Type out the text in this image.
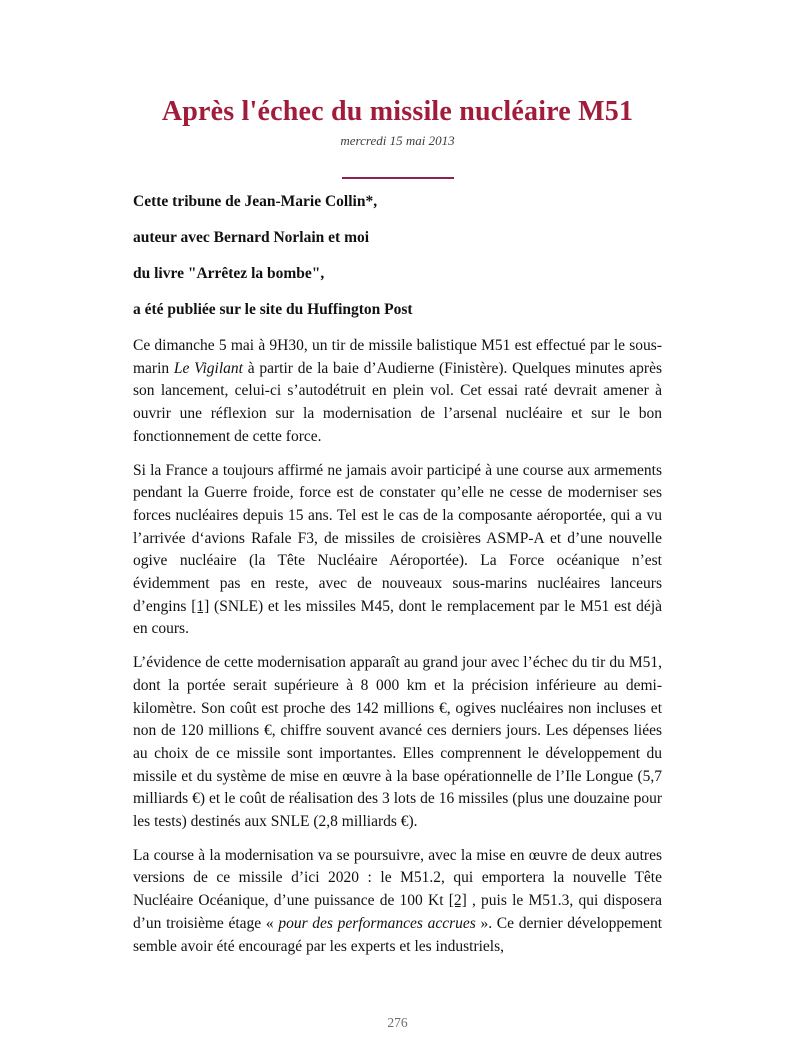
Après l'échec du missile nucléaire M51
mercredi 15 mai 2013

Cette tribune de Jean-Marie Collin*,

auteur avec Bernard Norlain et moi

du livre "Arrêtez la bombe",

a été publiée sur le site du Huffington Post

Ce dimanche 5 mai à 9H30, un tir de missile balistique M51 est effectué par le sous-marin Le Vigilant à partir de la baie d’Audierne (Finistère). Quelques minutes après son lancement, celui-ci s’autodétruit en plein vol. Cet essai raté devrait amener à ouvrir une réflexion sur la modernisation de l’arsenal nucléaire et sur le bon fonctionnement de cette force.

Si la France a toujours affirmé ne jamais avoir participé à une course aux armements pendant la Guerre froide, force est de constater qu’elle ne cesse de moderniser ses forces nucléaires depuis 15 ans. Tel est le cas de la composante aéroportée, qui a vu l’arrivée d‘avions Rafale F3, de missiles de croisières ASMP-A et d’une nouvelle ogive nucléaire (la Tête Nucléaire Aéroportée). La Force océanique n’est évidemment pas en reste, avec de nouveaux sous-marins nucléaires lanceurs d’engins [1] (SNLE) et les missiles M45, dont le remplacement par le M51 est déjà en cours.

L’évidence de cette modernisation apparaît au grand jour avec l’échec du tir du M51, dont la portée serait supérieure à 8 000 km et la précision inférieure au demi-kilomètre. Son coût est proche des 142 millions €, ogives nucléaires non incluses et non de 120 millions €, chiffre souvent avancé ces derniers jours. Les dépenses liées au choix de ce missile sont importantes. Elles comprennent le développement du missile et du système de mise en œuvre à la base opérationnelle de l’Ile Longue (5,7 milliards €) et le coût de réalisation des 3 lots de 16 missiles (plus une douzaine pour les tests) destinés aux SNLE (2,8 milliards €).

La course à la modernisation va se poursuivre, avec la mise en œuvre de deux autres versions de ce missile d’ici 2020 : le M51.2, qui emportera la nouvelle Tête Nucléaire Océanique, d’une puissance de 100 Kt [2] , puis le M51.3, qui disposera d’un troisième étage « pour des performances accrues ». Ce dernier développement semble avoir été encouragé par les experts et les industriels,

276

----------

> [Task goal] Show every line in the records above that contains the word "développement".

> [Answer for the task]
L’évidence de cette modernisation apparaît au grand jour avec l’échec du tir du M51, dont la portée serait supérieure à 8 000 km et la précision inférieure au demi-kilomètre. Son coût est proche des 142 millions €, ogives nucléaires non incluses et non de 120 millions €, chiffre souvent avancé ces derniers jours. Les dépenses liées au choix de ce missile sont importantes. Elles comprennent le développement du missile et du système de mise en œuvre à la base opérationnelle de l’Ile Longue (5,7 milliards €) et le coût de réalisation des 3 lots de 16 missiles (plus une douzaine pour les tests) destinés aux SNLE (2,8 milliards €).
La course à la modernisation va se poursuivre, avec la mise en œuvre de deux autres versions de ce missile d’ici 2020 : le M51.2, qui emportera la nouvelle Tête Nucléaire Océanique, d’une puissance de 100 Kt [2] , puis le M51.3, qui disposera d’un troisième étage « pour des performances accrues ». Ce dernier développement semble avoir été encouragé par les experts et les industriels,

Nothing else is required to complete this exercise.